═══ PASSAGE SHOWN
Additionally, the study will document the
habitat characteristics (including but not
limited to temperature regime, substrate type,
structure, plant species and density) of all
areas affected by the remedy and identify any
fish and wildlife concentration areas.
Collected data would be used to determine
the habitats affected by the remedy, any
actions necessary to eliminate or minimize
impacts to listed species, measures needed to
protect existing habitats, and develop design
specifications for the replacement and
recovery of the all affected habitats following
the remedy.
• B) Identification of habitat recovery material
over capped areas and/or return to grade.
Placement of clean substrate on top of the
cap to allow for habitat re-establishment and
species use, except where the material placed
for the cap would be of sufficient quality and
thickness to allow for omitting an additional
habitat layer. The design of the thickness of
the habitat layer of the cap should consider, in
addition to other things, the potential for
burrowing animals to compromise the integrity
of the cap. The habitat recovery material
would be free of contaminants and would not
require significant maintenance once habitat
has been re-established. After placement of
the habitat recovery material, the initial grade
should be returned in near shore areas and
main channel areas should be returned to a
stable condition. The most appropriate
substrate type will be determined based on
the information collected during the habitat
assessment and may vary depending on
habitat re-establishment and species
requirements or habitat reconstruction goals.
• C) Design for restoration of vegetation. In
areas disturbed by the remedy or
implementation of the remedy, vegetation
would be re-established through a mixture of
appropriate active planting and seeding and
passive measures to allow for healthy and
diverse habitat. Vegetation placement would
be determined during the design; and
• D) Monitoring habitat and biota recovery. A
monitoring plan would assess the success of
habitat re-construction materials, plantings,
and recovery of biota. The monitoring plan
would include baseline sampling and
corrective actions pertaining to habitat
reconstruction, should they be necessary.
Additionally, monitoring of PCBs in biota
would be conducted to track the success of
the remedy in reducing PCBs in the areas
affected by the remedy. Monitoring would be
specifically designed to track changes in PCB
concentrations in aquatic and semi-aquatic
species relevant to the Site;
• Air monitoring to ensure that remedy
implementation is protective; and
• Institutional controls, such as the fish consumption
advisories and restrictions on activities that could
compromise the integrity of the cap (such as
anchoring which can disturb the cap).
══════
═══ DATASET CONTENT
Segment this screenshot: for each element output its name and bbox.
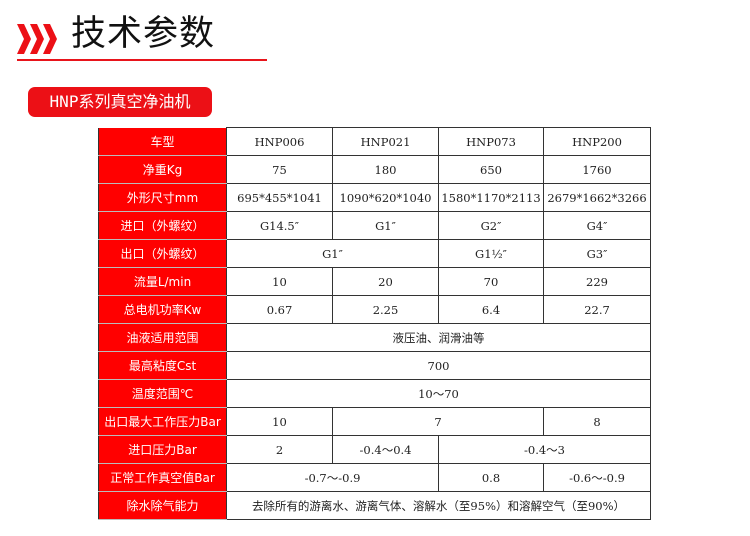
══════
THE TASK:
In the passage on habitat recovery:
(a) Besides other things, what should the design of the habitat layer's thickness consider?
(b) Through what mixture would vegetation be re-established in disturbed areas?
(c) What activity is named as one that can disturb the cap?
Work only from the passage on habitat recovery, not from the listing.

FULL ANSWER:
(a) The potential for burrowing animals to compromise the integrity of the cap.
(b) A mixture of appropriate active planting and seeding and passive measures.
(c) Anchoring.